» OBJECTIVE: Extract each record and reproduce it exactly.

-=-=-

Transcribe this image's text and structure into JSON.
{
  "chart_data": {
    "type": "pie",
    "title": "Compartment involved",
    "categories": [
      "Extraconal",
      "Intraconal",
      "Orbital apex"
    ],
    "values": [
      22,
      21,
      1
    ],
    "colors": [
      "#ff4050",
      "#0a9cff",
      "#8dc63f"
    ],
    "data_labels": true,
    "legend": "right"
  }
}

-=-=-

» WRITTEN SOLUTION:
Transcribe this image's text and structure into JSON.
{
  "chart_data": {
    "type": "pie",
    "title": "Compartment involved",
    "categories": [
      "Extraconal",
      "Intraconal",
      "Orbital apex"
    ],
    "values": [
      22,
      21,
      1
    ],
    "colors": [
      "#ff4050",
      "#0a9cff",
      "#8dc63f"
    ],
    "data_labels": true,
    "legend": "right"
  }
}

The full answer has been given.